------ RECORDS TO PROCESS
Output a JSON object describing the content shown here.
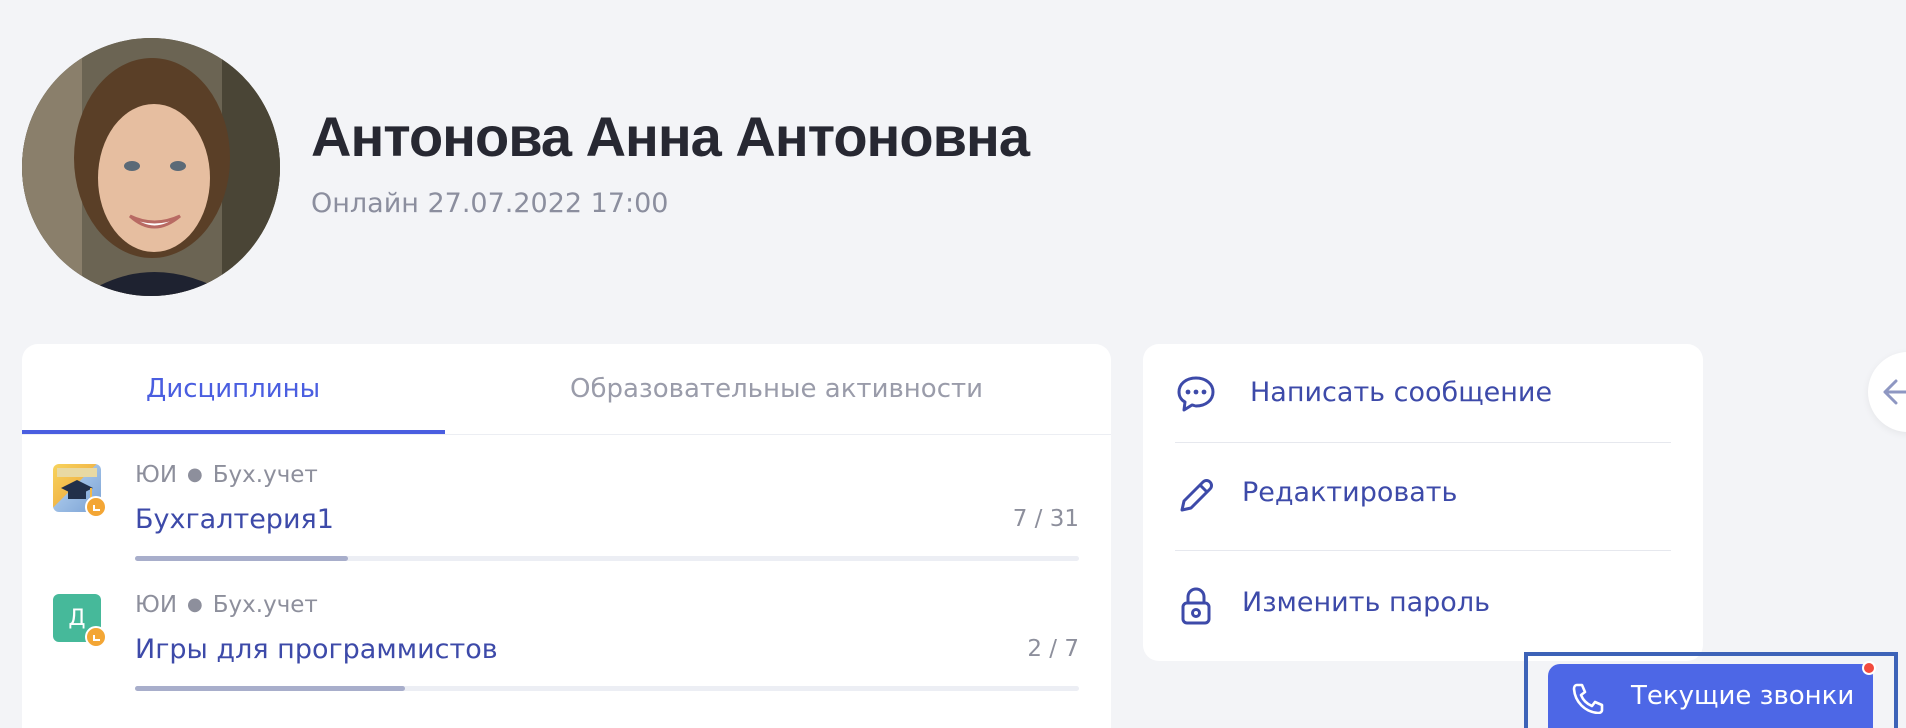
{
  "profile": {
    "name": "Антонова Анна Антоновна",
    "online_status": "Онлайн 27.07.2022 17:00",
    "avatar_icon": "user-photo"
  },
  "tabs": [
    {
      "label": "Дисциплины",
      "active": true
    },
    {
      "label": "Образовательные активности",
      "active": false
    }
  ],
  "courses": [
    {
      "org": "ЮИ",
      "category": "Бух.учет",
      "title": "Бухгалтерия1",
      "progress_text": "7 / 31",
      "progress": 0.226,
      "icon": "graduation-cap-image"
    },
    {
      "org": "ЮИ",
      "category": "Бух.учет",
      "title": "Игры для программистов",
      "progress_text": "2 / 7",
      "progress": 0.286,
      "icon_letter": "Д"
    }
  ],
  "actions": [
    {
      "label": "Написать сообщение",
      "icon": "chat-bubble-icon"
    },
    {
      "label": "Редактировать",
      "icon": "pencil-icon"
    },
    {
      "label": "Изменить пароль",
      "icon": "lock-icon"
    }
  ],
  "calls": {
    "label": "Текущие звонки",
    "icon": "phone-icon",
    "has_notification": true
  },
  "colors": {
    "accent": "#4a5ee0",
    "link": "#3d4aa9",
    "calls_button": "#4d67e6",
    "notification": "#f24a3d",
    "badge": "#f3a635",
    "letter_icon_bg": "#46b99a"
  }
}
------------
- _WHAT IS ASKED_: Each line of the data is to be duplicated exactly; pictures stay out of the copy.

- _WRITTEN SOLUTION_:
Output a JSON object describing the content shown here.
{
  "profile": {
    "name": "Антонова Анна Антоновна",
    "online_status": "Онлайн 27.07.2022 17:00",
    "avatar_icon": "user-photo"
  },
  "tabs": [
    {
      "label": "Дисциплины",
      "active": true
    },
    {
      "label": "Образовательные активности",
      "active": false
    }
  ],
  "courses": [
    {
      "org": "ЮИ",
      "category": "Бух.учет",
      "title": "Бухгалтерия1",
      "progress_text": "7 / 31",
      "progress": 0.226,
      "icon": "graduation-cap-image"
    },
    {
      "org": "ЮИ",
      "category": "Бух.учет",
      "title": "Игры для программистов",
      "progress_text": "2 / 7",
      "progress": 0.286,
      "icon_letter": "Д"
    }
  ],
  "actions": [
    {
      "label": "Написать сообщение",
      "icon": "chat-bubble-icon"
    },
    {
      "label": "Редактировать",
      "icon": "pencil-icon"
    },
    {
      "label": "Изменить пароль",
      "icon": "lock-icon"
    }
  ],
  "calls": {
    "label": "Текущие звонки",
    "icon": "phone-icon",
    "has_notification": true
  },
  "colors": {
    "accent": "#4a5ee0",
    "link": "#3d4aa9",
    "calls_button": "#4d67e6",
    "notification": "#f24a3d",
    "badge": "#f3a635",
    "letter_icon_bg": "#46b99a"
  }
}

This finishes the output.